WHAT YOU SHOULD DO: Copy the records that follow exactly as written, but not their pictures.

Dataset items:
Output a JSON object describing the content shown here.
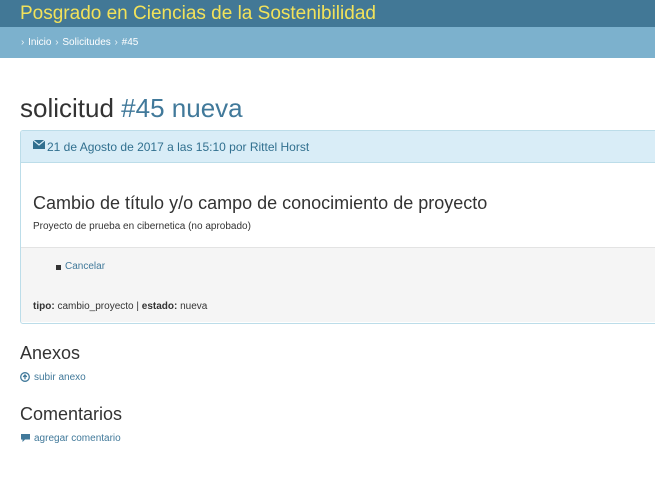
{
  "site": {
    "title": "Posgrado en Ciencias de la Sostenibilidad"
  },
  "breadcrumb": {
    "items": [
      "Inicio",
      "Solicitudes",
      "#45"
    ]
  },
  "page": {
    "title_prefix": "solicitud",
    "title_highlight": "#45 nueva"
  },
  "request": {
    "meta": "21 de Agosto de 2017 a las 15:10 por Rittel Horst",
    "title": "Cambio de título y/o campo de conocimiento de proyecto",
    "description": "Proyecto de prueba en cibernetica (no aprobado)",
    "actions": [
      "Cancelar"
    ],
    "footer": {
      "tipo_label": "tipo:",
      "tipo_value": "cambio_proyecto",
      "separator": "|",
      "estado_label": "estado:",
      "estado_value": "nueva"
    }
  },
  "attachments": {
    "title": "Anexos",
    "upload_label": "subir anexo"
  },
  "comments": {
    "title": "Comentarios",
    "add_label": "agregar comentario"
  },
  "icons": {
    "meta": "envelope-icon",
    "upload": "circle-arrow-up-icon",
    "comment": "comment-icon"
  },
  "colors": {
    "topbar": "#427896",
    "site_title": "#f2e25a",
    "breadcrumb_bar": "#7cb1cd",
    "link": "#41799a",
    "panel_header": "#d9edf7"
  }
}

EXERCISE RESULT:
Output a JSON object describing the content shown here.
{
  "site": {
    "title": "Posgrado en Ciencias de la Sostenibilidad"
  },
  "breadcrumb": {
    "items": [
      "Inicio",
      "Solicitudes",
      "#45"
    ]
  },
  "page": {
    "title_prefix": "solicitud",
    "title_highlight": "#45 nueva"
  },
  "request": {
    "meta": "21 de Agosto de 2017 a las 15:10 por Rittel Horst",
    "title": "Cambio de título y/o campo de conocimiento de proyecto",
    "description": "Proyecto de prueba en cibernetica (no aprobado)",
    "actions": [
      "Cancelar"
    ],
    "footer": {
      "tipo_label": "tipo:",
      "tipo_value": "cambio_proyecto",
      "separator": "|",
      "estado_label": "estado:",
      "estado_value": "nueva"
    }
  },
  "attachments": {
    "title": "Anexos",
    "upload_label": "subir anexo"
  },
  "comments": {
    "title": "Comentarios",
    "add_label": "agregar comentario"
  },
  "icons": {
    "meta": "envelope-icon",
    "upload": "circle-arrow-up-icon",
    "comment": "comment-icon"
  },
  "colors": {
    "topbar": "#427896",
    "site_title": "#f2e25a",
    "breadcrumb_bar": "#7cb1cd",
    "link": "#41799a",
    "panel_header": "#d9edf7"
  }
}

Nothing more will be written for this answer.